▸ **YOUR GOAL**: Your task is to copy every line of the records below that contains "Blantyre".
**** PROVIDED INFORMATION ****
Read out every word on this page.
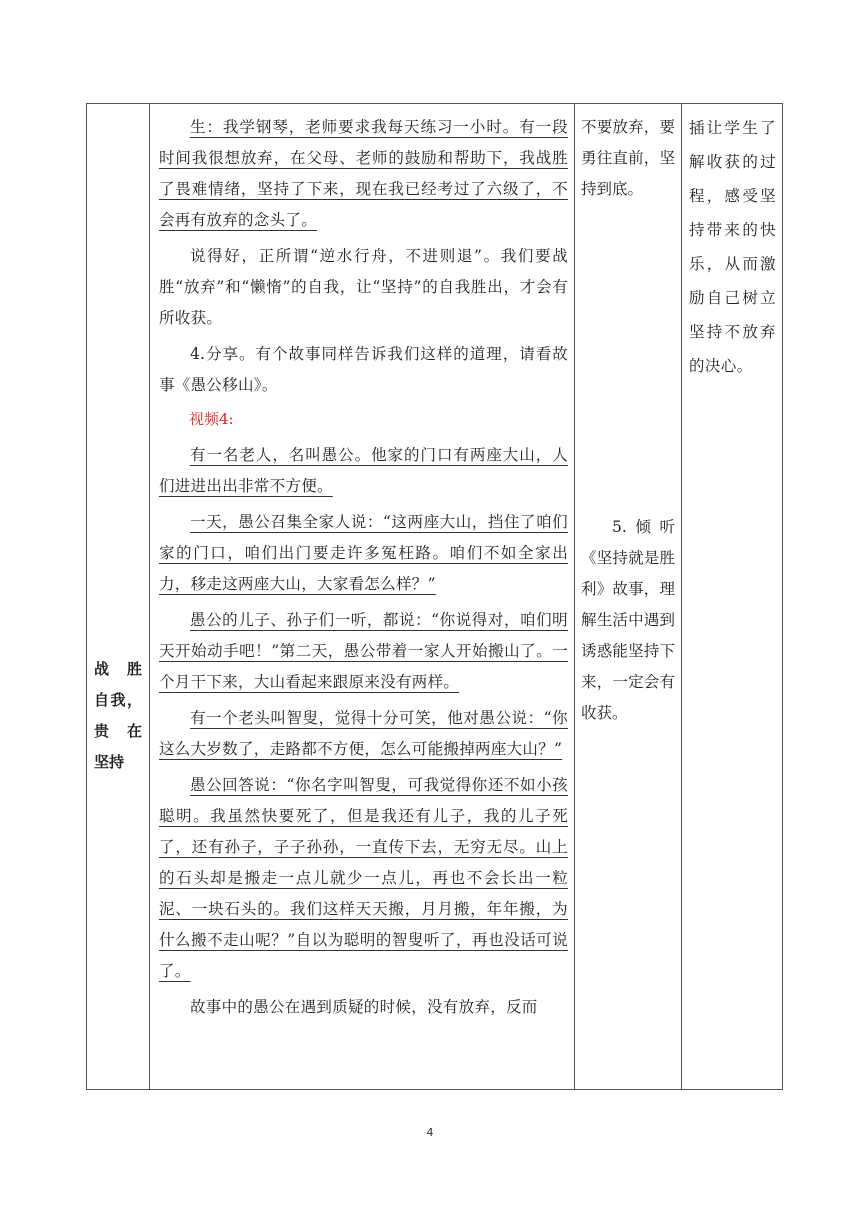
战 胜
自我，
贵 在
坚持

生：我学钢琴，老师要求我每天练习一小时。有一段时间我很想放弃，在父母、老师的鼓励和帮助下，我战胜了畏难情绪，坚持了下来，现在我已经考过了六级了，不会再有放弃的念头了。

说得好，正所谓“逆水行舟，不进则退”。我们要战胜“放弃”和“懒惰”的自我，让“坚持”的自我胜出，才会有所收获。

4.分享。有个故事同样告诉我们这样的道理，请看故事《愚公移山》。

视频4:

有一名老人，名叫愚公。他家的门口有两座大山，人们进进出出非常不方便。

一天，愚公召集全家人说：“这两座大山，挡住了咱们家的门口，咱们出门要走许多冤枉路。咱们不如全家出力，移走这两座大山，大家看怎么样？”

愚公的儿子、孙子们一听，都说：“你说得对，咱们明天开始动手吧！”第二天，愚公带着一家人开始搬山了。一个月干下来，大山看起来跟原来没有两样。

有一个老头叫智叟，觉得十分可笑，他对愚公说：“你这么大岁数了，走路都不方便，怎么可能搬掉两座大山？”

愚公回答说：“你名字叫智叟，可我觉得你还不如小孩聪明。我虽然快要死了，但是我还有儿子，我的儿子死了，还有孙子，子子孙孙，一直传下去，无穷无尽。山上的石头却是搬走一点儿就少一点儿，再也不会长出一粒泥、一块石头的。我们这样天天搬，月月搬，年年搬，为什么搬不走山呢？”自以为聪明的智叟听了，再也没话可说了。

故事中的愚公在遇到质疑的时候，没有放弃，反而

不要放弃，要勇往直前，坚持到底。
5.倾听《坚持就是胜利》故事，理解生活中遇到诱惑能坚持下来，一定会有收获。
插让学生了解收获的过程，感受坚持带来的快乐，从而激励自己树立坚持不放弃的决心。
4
****
**** PROVIDED INFORMATION ****
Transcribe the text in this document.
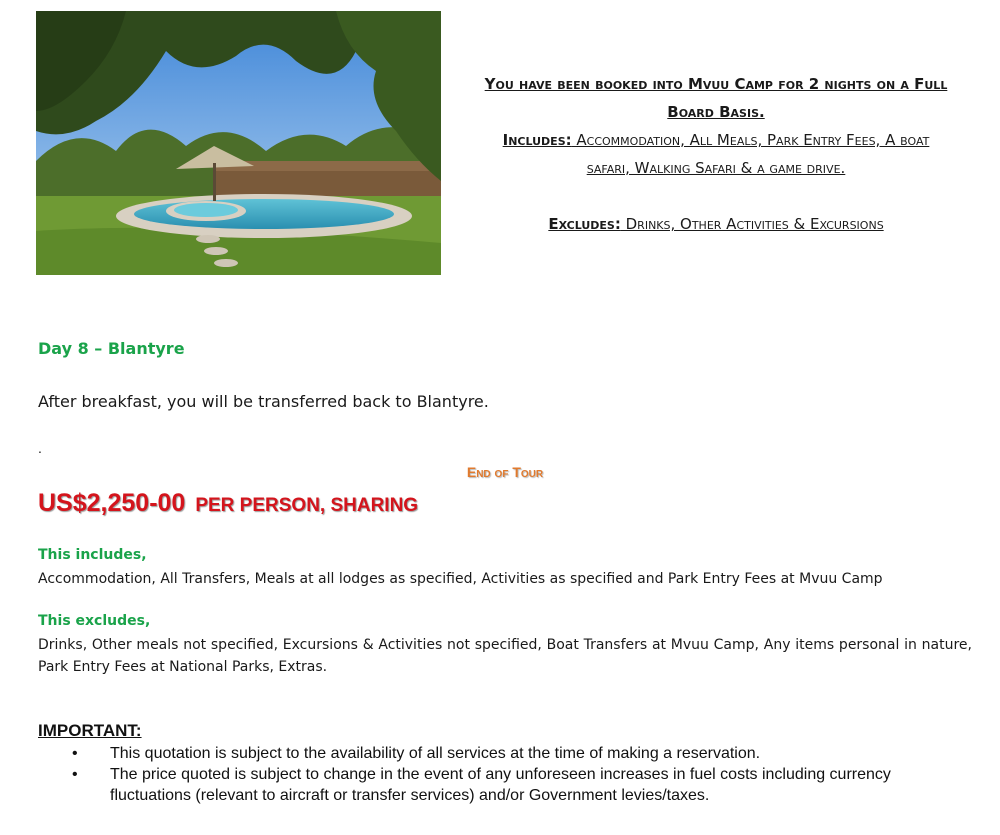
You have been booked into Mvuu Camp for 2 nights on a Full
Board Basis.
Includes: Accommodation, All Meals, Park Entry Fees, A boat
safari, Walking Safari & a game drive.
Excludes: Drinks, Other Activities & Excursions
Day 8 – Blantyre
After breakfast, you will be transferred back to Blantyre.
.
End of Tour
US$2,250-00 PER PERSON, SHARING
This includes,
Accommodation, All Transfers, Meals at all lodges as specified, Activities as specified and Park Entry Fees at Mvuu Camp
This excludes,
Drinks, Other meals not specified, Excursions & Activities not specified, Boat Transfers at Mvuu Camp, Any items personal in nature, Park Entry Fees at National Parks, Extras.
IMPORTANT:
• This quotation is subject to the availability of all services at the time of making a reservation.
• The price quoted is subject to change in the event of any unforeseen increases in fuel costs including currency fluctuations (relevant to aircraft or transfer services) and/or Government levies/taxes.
****
**** PROVIDED INFORMATION ****
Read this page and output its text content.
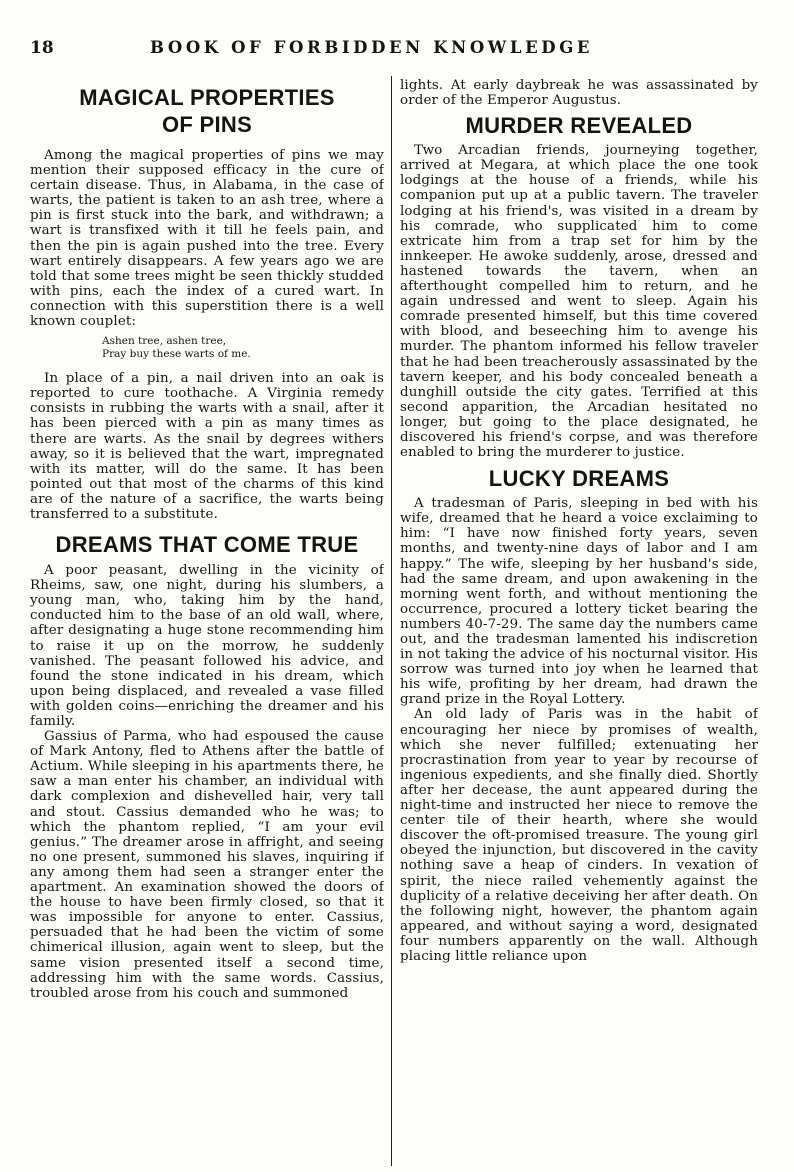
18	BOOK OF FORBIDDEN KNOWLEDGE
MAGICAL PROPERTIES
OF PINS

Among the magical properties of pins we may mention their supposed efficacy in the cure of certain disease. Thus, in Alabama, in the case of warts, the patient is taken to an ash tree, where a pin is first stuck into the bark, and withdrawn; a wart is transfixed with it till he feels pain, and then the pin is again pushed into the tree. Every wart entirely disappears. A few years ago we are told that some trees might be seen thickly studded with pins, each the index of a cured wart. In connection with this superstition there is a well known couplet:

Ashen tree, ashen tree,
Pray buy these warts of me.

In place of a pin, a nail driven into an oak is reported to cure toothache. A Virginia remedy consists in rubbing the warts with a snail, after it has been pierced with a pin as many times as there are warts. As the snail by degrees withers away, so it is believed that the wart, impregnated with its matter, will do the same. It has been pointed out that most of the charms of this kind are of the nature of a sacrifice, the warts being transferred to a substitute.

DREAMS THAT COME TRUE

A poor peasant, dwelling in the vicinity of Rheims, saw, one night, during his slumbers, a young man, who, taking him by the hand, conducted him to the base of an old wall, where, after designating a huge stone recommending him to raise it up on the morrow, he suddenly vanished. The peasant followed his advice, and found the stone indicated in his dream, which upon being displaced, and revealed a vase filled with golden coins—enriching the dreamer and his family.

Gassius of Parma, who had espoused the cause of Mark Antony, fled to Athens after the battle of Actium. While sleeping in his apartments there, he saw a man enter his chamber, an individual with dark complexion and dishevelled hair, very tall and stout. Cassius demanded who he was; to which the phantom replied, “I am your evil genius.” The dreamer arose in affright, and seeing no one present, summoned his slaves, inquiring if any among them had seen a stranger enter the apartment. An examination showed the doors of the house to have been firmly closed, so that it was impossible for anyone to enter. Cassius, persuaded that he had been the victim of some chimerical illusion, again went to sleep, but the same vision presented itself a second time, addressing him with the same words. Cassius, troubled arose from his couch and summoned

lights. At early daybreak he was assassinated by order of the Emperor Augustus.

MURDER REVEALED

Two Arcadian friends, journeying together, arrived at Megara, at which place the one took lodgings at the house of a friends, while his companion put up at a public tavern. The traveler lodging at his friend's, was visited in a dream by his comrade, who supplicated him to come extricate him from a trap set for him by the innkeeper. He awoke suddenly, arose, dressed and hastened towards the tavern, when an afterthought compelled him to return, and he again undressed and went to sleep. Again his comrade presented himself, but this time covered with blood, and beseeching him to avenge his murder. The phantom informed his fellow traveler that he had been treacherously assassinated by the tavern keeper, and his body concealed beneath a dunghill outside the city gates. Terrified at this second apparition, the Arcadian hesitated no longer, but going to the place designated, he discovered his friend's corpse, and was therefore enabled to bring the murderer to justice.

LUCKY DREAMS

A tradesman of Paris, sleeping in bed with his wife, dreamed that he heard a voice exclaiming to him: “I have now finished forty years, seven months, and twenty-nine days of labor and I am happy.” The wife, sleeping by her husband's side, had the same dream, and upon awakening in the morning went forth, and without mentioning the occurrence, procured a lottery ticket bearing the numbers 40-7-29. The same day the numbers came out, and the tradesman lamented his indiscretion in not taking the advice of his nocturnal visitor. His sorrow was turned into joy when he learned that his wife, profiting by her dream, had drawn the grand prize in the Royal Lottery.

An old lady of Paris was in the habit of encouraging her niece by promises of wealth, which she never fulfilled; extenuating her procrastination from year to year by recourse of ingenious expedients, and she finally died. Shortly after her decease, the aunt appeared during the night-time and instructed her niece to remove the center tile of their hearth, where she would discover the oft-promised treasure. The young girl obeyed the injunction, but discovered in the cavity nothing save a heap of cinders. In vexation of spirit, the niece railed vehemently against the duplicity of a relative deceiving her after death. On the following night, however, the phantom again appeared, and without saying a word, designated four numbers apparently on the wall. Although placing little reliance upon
****
▸ **EXERCISE SOLUTION**:
Day 8 – Blantyre
After breakfast, you will be transferred back to Blantyre.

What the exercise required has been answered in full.